>> Start RECORDS FOR THE EXERCISE

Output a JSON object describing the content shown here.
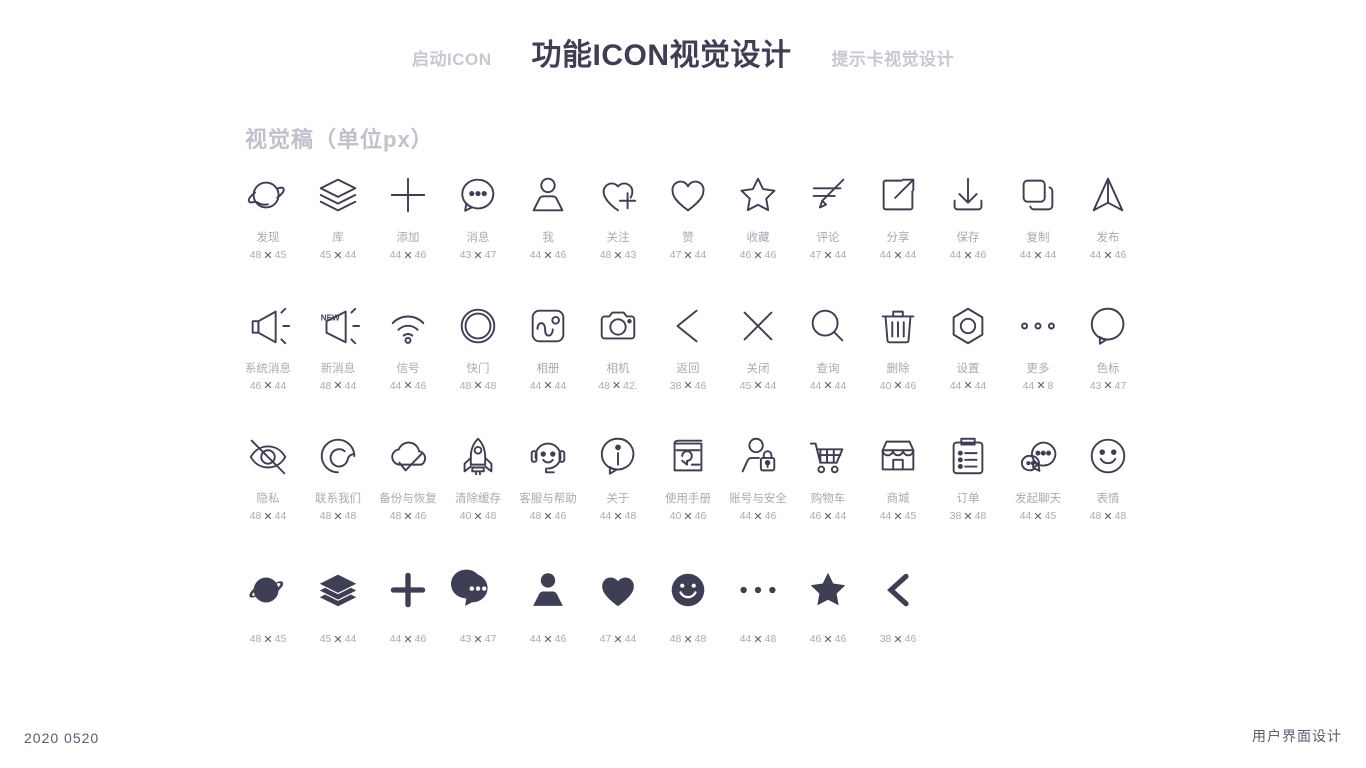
{
  "header": {
    "tab_left": "启动ICON",
    "tab_center": "功能ICON视觉设计",
    "tab_right": "提示卡视觉设计"
  },
  "section": {
    "title": "视觉稿（单位px）"
  },
  "colors": {
    "ink": "#3e3f54",
    "muted": "#a8aab6",
    "title_muted": "#bfc1cc",
    "background": "#ffffff"
  },
  "grid": {
    "rows": [
      {
        "style": "outline",
        "cells": [
          {
            "icon": "planet-icon",
            "label": "发现",
            "w": "48",
            "x": "✕",
            "h": "45"
          },
          {
            "icon": "layers-icon",
            "label": "库",
            "w": "45",
            "x": "✕",
            "h": "44"
          },
          {
            "icon": "plus-icon",
            "label": "添加",
            "w": "44",
            "x": "✕",
            "h": "46"
          },
          {
            "icon": "message-icon",
            "label": "消息",
            "w": "43",
            "x": "✕",
            "h": "47"
          },
          {
            "icon": "user-icon",
            "label": "我",
            "w": "44",
            "x": "✕",
            "h": "46"
          },
          {
            "icon": "heart-plus-icon",
            "label": "关注",
            "w": "48",
            "x": "✕",
            "h": "43"
          },
          {
            "icon": "heart-icon",
            "label": "赞",
            "w": "47",
            "x": "✕",
            "h": "44"
          },
          {
            "icon": "star-icon",
            "label": "收藏",
            "w": "46",
            "x": "✕",
            "h": "46"
          },
          {
            "icon": "pen-comment-icon",
            "label": "评论",
            "w": "47",
            "x": "✕",
            "h": "44"
          },
          {
            "icon": "share-icon",
            "label": "分享",
            "w": "44",
            "x": "✕",
            "h": "44"
          },
          {
            "icon": "download-icon",
            "label": "保存",
            "w": "44",
            "x": "✕",
            "h": "46"
          },
          {
            "icon": "copy-icon",
            "label": "复制",
            "w": "44",
            "x": "✕",
            "h": "44"
          },
          {
            "icon": "publish-icon",
            "label": "发布",
            "w": "44",
            "x": "✕",
            "h": "46"
          }
        ]
      },
      {
        "style": "outline",
        "cells": [
          {
            "icon": "megaphone-icon",
            "label": "系统消息",
            "w": "46",
            "x": "✕",
            "h": "44"
          },
          {
            "icon": "megaphone-new-icon",
            "label": "新消息",
            "w": "48",
            "x": "✕",
            "h": "44"
          },
          {
            "icon": "signal-icon",
            "label": "信号",
            "w": "44",
            "x": "✕",
            "h": "46"
          },
          {
            "icon": "shutter-icon",
            "label": "快门",
            "w": "48",
            "x": "✕",
            "h": "48"
          },
          {
            "icon": "album-icon",
            "label": "相册",
            "w": "44",
            "x": "✕",
            "h": "44"
          },
          {
            "icon": "camera-icon",
            "label": "相机",
            "w": "48",
            "x": "✕",
            "h": "42."
          },
          {
            "icon": "back-icon",
            "label": "返回",
            "w": "38",
            "x": "✕",
            "h": "46"
          },
          {
            "icon": "close-icon",
            "label": "关闭",
            "w": "45",
            "x": "✕",
            "h": "44"
          },
          {
            "icon": "search-icon",
            "label": "查询",
            "w": "44",
            "x": "✕",
            "h": "44"
          },
          {
            "icon": "trash-icon",
            "label": "删除",
            "w": "40",
            "x": "✕",
            "h": "46"
          },
          {
            "icon": "gear-icon",
            "label": "设置",
            "w": "44",
            "x": "✕",
            "h": "44"
          },
          {
            "icon": "more-icon",
            "label": "更多",
            "w": "44",
            "x": "✕",
            "h": "8"
          },
          {
            "icon": "color-label-icon",
            "label": "色标",
            "w": "43",
            "x": "✕",
            "h": "47"
          }
        ]
      },
      {
        "style": "outline",
        "cells": [
          {
            "icon": "eye-off-icon",
            "label": "隐私",
            "w": "48",
            "x": "✕",
            "h": "44"
          },
          {
            "icon": "contact-us-icon",
            "label": "联系我们",
            "w": "48",
            "x": "✕",
            "h": "48"
          },
          {
            "icon": "cloud-backup-icon",
            "label": "备份与恢复",
            "w": "48",
            "x": "✕",
            "h": "46"
          },
          {
            "icon": "rocket-icon",
            "label": "清除缓存",
            "w": "40",
            "x": "✕",
            "h": "48"
          },
          {
            "icon": "headset-icon",
            "label": "客服与帮助",
            "w": "48",
            "x": "✕",
            "h": "46"
          },
          {
            "icon": "info-icon",
            "label": "关于",
            "w": "44",
            "x": "✕",
            "h": "48"
          },
          {
            "icon": "manual-icon",
            "label": "使用手册",
            "w": "40",
            "x": "✕",
            "h": "46"
          },
          {
            "icon": "account-lock-icon",
            "label": "账号与安全",
            "w": "44",
            "x": "✕",
            "h": "46"
          },
          {
            "icon": "cart-icon",
            "label": "购物车",
            "w": "46",
            "x": "✕",
            "h": "44"
          },
          {
            "icon": "shop-icon",
            "label": "商城",
            "w": "44",
            "x": "✕",
            "h": "45"
          },
          {
            "icon": "order-icon",
            "label": "订单",
            "w": "38",
            "x": "✕",
            "h": "48"
          },
          {
            "icon": "start-chat-icon",
            "label": "发起聊天",
            "w": "44",
            "x": "✕",
            "h": "45"
          },
          {
            "icon": "emoji-icon",
            "label": "表情",
            "w": "48",
            "x": "✕",
            "h": "48"
          }
        ]
      },
      {
        "style": "filled",
        "cells": [
          {
            "icon": "planet-filled-icon",
            "label": "",
            "w": "48",
            "x": "✕",
            "h": "45"
          },
          {
            "icon": "layers-filled-icon",
            "label": "",
            "w": "45",
            "x": "✕",
            "h": "44"
          },
          {
            "icon": "plus-filled-icon",
            "label": "",
            "w": "44",
            "x": "✕",
            "h": "46"
          },
          {
            "icon": "message-filled-icon",
            "label": "",
            "w": "43",
            "x": "✕",
            "h": "47"
          },
          {
            "icon": "user-filled-icon",
            "label": "",
            "w": "44",
            "x": "✕",
            "h": "46"
          },
          {
            "icon": "heart-filled-icon",
            "label": "",
            "w": "47",
            "x": "✕",
            "h": "44"
          },
          {
            "icon": "emoji-filled-icon",
            "label": "",
            "w": "48",
            "x": "✕",
            "h": "48"
          },
          {
            "icon": "more-filled-icon",
            "label": "",
            "w": "44",
            "x": "✕",
            "h": "48"
          },
          {
            "icon": "star-filled-icon",
            "label": "",
            "w": "46",
            "x": "✕",
            "h": "46"
          },
          {
            "icon": "back-filled-icon",
            "label": "",
            "w": "38",
            "x": "✕",
            "h": "46"
          }
        ]
      }
    ]
  },
  "footer": {
    "left": "2020  0520",
    "right": "用户界面设计"
  }
}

>> End RECORDS FOR THE EXERCISE

WHAT TO PRODUCE
Write out again every line above exactly as given; the pictures do not belong in the copy.

RESULT FOR THIS EXERCISE
Output a JSON object describing the content shown here.
{
  "header": {
    "tab_left": "启动ICON",
    "tab_center": "功能ICON视觉设计",
    "tab_right": "提示卡视觉设计"
  },
  "section": {
    "title": "视觉稿（单位px）"
  },
  "colors": {
    "ink": "#3e3f54",
    "muted": "#a8aab6",
    "title_muted": "#bfc1cc",
    "background": "#ffffff"
  },
  "grid": {
    "rows": [
      {
        "style": "outline",
        "cells": [
          {
            "icon": "planet-icon",
            "label": "发现",
            "w": "48",
            "x": "✕",
            "h": "45"
          },
          {
            "icon": "layers-icon",
            "label": "库",
            "w": "45",
            "x": "✕",
            "h": "44"
          },
          {
            "icon": "plus-icon",
            "label": "添加",
            "w": "44",
            "x": "✕",
            "h": "46"
          },
          {
            "icon": "message-icon",
            "label": "消息",
            "w": "43",
            "x": "✕",
            "h": "47"
          },
          {
            "icon": "user-icon",
            "label": "我",
            "w": "44",
            "x": "✕",
            "h": "46"
          },
          {
            "icon": "heart-plus-icon",
            "label": "关注",
            "w": "48",
            "x": "✕",
            "h": "43"
          },
          {
            "icon": "heart-icon",
            "label": "赞",
            "w": "47",
            "x": "✕",
            "h": "44"
          },
          {
            "icon": "star-icon",
            "label": "收藏",
            "w": "46",
            "x": "✕",
            "h": "46"
          },
          {
            "icon": "pen-comment-icon",
            "label": "评论",
            "w": "47",
            "x": "✕",
            "h": "44"
          },
          {
            "icon": "share-icon",
            "label": "分享",
            "w": "44",
            "x": "✕",
            "h": "44"
          },
          {
            "icon": "download-icon",
            "label": "保存",
            "w": "44",
            "x": "✕",
            "h": "46"
          },
          {
            "icon": "copy-icon",
            "label": "复制",
            "w": "44",
            "x": "✕",
            "h": "44"
          },
          {
            "icon": "publish-icon",
            "label": "发布",
            "w": "44",
            "x": "✕",
            "h": "46"
          }
        ]
      },
      {
        "style": "outline",
        "cells": [
          {
            "icon": "megaphone-icon",
            "label": "系统消息",
            "w": "46",
            "x": "✕",
            "h": "44"
          },
          {
            "icon": "megaphone-new-icon",
            "label": "新消息",
            "w": "48",
            "x": "✕",
            "h": "44"
          },
          {
            "icon": "signal-icon",
            "label": "信号",
            "w": "44",
            "x": "✕",
            "h": "46"
          },
          {
            "icon": "shutter-icon",
            "label": "快门",
            "w": "48",
            "x": "✕",
            "h": "48"
          },
          {
            "icon": "album-icon",
            "label": "相册",
            "w": "44",
            "x": "✕",
            "h": "44"
          },
          {
            "icon": "camera-icon",
            "label": "相机",
            "w": "48",
            "x": "✕",
            "h": "42."
          },
          {
            "icon": "back-icon",
            "label": "返回",
            "w": "38",
            "x": "✕",
            "h": "46"
          },
          {
            "icon": "close-icon",
            "label": "关闭",
            "w": "45",
            "x": "✕",
            "h": "44"
          },
          {
            "icon": "search-icon",
            "label": "查询",
            "w": "44",
            "x": "✕",
            "h": "44"
          },
          {
            "icon": "trash-icon",
            "label": "删除",
            "w": "40",
            "x": "✕",
            "h": "46"
          },
          {
            "icon": "gear-icon",
            "label": "设置",
            "w": "44",
            "x": "✕",
            "h": "44"
          },
          {
            "icon": "more-icon",
            "label": "更多",
            "w": "44",
            "x": "✕",
            "h": "8"
          },
          {
            "icon": "color-label-icon",
            "label": "色标",
            "w": "43",
            "x": "✕",
            "h": "47"
          }
        ]
      },
      {
        "style": "outline",
        "cells": [
          {
            "icon": "eye-off-icon",
            "label": "隐私",
            "w": "48",
            "x": "✕",
            "h": "44"
          },
          {
            "icon": "contact-us-icon",
            "label": "联系我们",
            "w": "48",
            "x": "✕",
            "h": "48"
          },
          {
            "icon": "cloud-backup-icon",
            "label": "备份与恢复",
            "w": "48",
            "x": "✕",
            "h": "46"
          },
          {
            "icon": "rocket-icon",
            "label": "清除缓存",
            "w": "40",
            "x": "✕",
            "h": "48"
          },
          {
            "icon": "headset-icon",
            "label": "客服与帮助",
            "w": "48",
            "x": "✕",
            "h": "46"
          },
          {
            "icon": "info-icon",
            "label": "关于",
            "w": "44",
            "x": "✕",
            "h": "48"
          },
          {
            "icon": "manual-icon",
            "label": "使用手册",
            "w": "40",
            "x": "✕",
            "h": "46"
          },
          {
            "icon": "account-lock-icon",
            "label": "账号与安全",
            "w": "44",
            "x": "✕",
            "h": "46"
          },
          {
            "icon": "cart-icon",
            "label": "购物车",
            "w": "46",
            "x": "✕",
            "h": "44"
          },
          {
            "icon": "shop-icon",
            "label": "商城",
            "w": "44",
            "x": "✕",
            "h": "45"
          },
          {
            "icon": "order-icon",
            "label": "订单",
            "w": "38",
            "x": "✕",
            "h": "48"
          },
          {
            "icon": "start-chat-icon",
            "label": "发起聊天",
            "w": "44",
            "x": "✕",
            "h": "45"
          },
          {
            "icon": "emoji-icon",
            "label": "表情",
            "w": "48",
            "x": "✕",
            "h": "48"
          }
        ]
      },
      {
        "style": "filled",
        "cells": [
          {
            "icon": "planet-filled-icon",
            "label": "",
            "w": "48",
            "x": "✕",
            "h": "45"
          },
          {
            "icon": "layers-filled-icon",
            "label": "",
            "w": "45",
            "x": "✕",
            "h": "44"
          },
          {
            "icon": "plus-filled-icon",
            "label": "",
            "w": "44",
            "x": "✕",
            "h": "46"
          },
          {
            "icon": "message-filled-icon",
            "label": "",
            "w": "43",
            "x": "✕",
            "h": "47"
          },
          {
            "icon": "user-filled-icon",
            "label": "",
            "w": "44",
            "x": "✕",
            "h": "46"
          },
          {
            "icon": "heart-filled-icon",
            "label": "",
            "w": "47",
            "x": "✕",
            "h": "44"
          },
          {
            "icon": "emoji-filled-icon",
            "label": "",
            "w": "48",
            "x": "✕",
            "h": "48"
          },
          {
            "icon": "more-filled-icon",
            "label": "",
            "w": "44",
            "x": "✕",
            "h": "48"
          },
          {
            "icon": "star-filled-icon",
            "label": "",
            "w": "46",
            "x": "✕",
            "h": "46"
          },
          {
            "icon": "back-filled-icon",
            "label": "",
            "w": "38",
            "x": "✕",
            "h": "46"
          }
        ]
      }
    ]
  },
  "footer": {
    "left": "2020  0520",
    "right": "用户界面设计"
  }
}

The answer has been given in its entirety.